▶ [TWOJE POLECENIE]:
Odpowiedz krótko na podstawie fragmentu o DNA jako nośniku danych:
(a) Naukowcy z jakiej uczelni opracowali rejestrator, którym jest żywa komórka?
(b) Ile słów zapisano w DNA w eksperymencie naukowców z Harvard Medical School?
(c) Ile terabajtów w gramie DNA dała ta metoda w przeliczeniu?

#### FRAGMENT ####

Biologiczny twardy dysk: DNA bakterii jako zapisywalny nośnik danych
Popularne powiedzenie głosi, że najlepszy aparat fotograficzny to taki, który mamy zawsze przy sobie. To samo można powiedzieć o urządzeniach, zapisujących naszą aktywność – ich wyrafinowane funkcje są bezużyteczne, gdy np. zapomnimy założyć opaskę albo naładować akumulator. Naukowcy z MIT opracowali jednak rejestrator, który wydaje się idealnym rozwiązaniem – jest nim żywa komórka.
18.11.2014 | aktual.: 10.03.2022 10:47
DNA jako nośnik danych
Ponad dwa lata temu naukowcy z Harvard Medical School przeprowadzili eksperyment, w którym wykorzystali DNA jako nośnik danych. Choć proces zapisu był bardzo czasochłonny, udało się w ten sposób zapisać 53 tys. słów oraz kilka ilustracji, osiągając – w przeliczeniu – możliwość zapisania 700 terabajtów w gramie DNA.

#### WPISY ZBIORU DANYCH ####

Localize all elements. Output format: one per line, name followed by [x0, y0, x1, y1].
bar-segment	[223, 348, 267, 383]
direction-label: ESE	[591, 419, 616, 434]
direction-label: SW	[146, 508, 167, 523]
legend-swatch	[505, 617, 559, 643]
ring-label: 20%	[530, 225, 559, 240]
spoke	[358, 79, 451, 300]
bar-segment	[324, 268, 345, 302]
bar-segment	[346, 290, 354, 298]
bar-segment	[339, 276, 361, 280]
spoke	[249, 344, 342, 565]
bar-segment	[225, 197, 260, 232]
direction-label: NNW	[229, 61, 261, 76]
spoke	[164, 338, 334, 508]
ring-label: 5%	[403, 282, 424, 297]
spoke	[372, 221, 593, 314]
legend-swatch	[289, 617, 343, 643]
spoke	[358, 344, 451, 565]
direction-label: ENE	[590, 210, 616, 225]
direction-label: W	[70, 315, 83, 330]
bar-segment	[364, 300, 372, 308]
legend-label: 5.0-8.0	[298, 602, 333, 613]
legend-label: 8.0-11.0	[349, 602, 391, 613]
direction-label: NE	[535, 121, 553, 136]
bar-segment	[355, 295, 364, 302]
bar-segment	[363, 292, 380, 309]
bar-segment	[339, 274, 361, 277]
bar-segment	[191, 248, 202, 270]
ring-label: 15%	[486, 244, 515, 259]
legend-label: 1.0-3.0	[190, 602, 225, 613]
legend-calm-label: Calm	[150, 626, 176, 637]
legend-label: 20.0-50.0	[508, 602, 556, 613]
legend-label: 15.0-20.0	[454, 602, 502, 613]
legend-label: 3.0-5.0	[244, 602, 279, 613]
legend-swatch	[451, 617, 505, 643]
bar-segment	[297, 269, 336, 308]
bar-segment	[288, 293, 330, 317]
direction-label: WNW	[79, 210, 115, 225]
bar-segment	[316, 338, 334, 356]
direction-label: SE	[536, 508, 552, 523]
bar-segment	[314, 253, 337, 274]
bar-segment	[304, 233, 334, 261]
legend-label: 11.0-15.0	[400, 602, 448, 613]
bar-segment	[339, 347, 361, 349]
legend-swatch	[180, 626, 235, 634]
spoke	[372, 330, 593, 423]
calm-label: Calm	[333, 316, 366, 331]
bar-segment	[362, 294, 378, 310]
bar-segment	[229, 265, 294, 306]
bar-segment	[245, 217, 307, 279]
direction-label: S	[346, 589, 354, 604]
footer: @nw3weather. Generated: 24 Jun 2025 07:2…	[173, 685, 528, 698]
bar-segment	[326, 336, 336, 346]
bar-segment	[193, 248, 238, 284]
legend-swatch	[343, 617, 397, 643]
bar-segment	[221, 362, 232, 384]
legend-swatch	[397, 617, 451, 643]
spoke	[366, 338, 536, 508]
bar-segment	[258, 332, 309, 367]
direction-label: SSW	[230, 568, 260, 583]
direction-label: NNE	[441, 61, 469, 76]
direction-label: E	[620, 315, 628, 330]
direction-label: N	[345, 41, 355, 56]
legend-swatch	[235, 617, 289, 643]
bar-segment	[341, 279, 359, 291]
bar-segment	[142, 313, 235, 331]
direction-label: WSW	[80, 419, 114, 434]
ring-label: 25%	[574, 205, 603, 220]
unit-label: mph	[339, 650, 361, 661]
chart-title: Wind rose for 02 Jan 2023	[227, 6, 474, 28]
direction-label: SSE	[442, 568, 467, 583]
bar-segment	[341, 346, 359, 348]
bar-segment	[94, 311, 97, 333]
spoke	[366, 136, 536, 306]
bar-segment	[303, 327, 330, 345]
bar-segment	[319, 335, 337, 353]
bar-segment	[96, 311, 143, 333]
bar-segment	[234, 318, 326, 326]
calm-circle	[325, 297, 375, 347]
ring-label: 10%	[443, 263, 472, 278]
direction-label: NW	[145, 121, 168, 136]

####

▶ [WYNIK PONIŻEJ]:
(a) MIT
(b) 53 tys. słów
(c) 700 terabajtów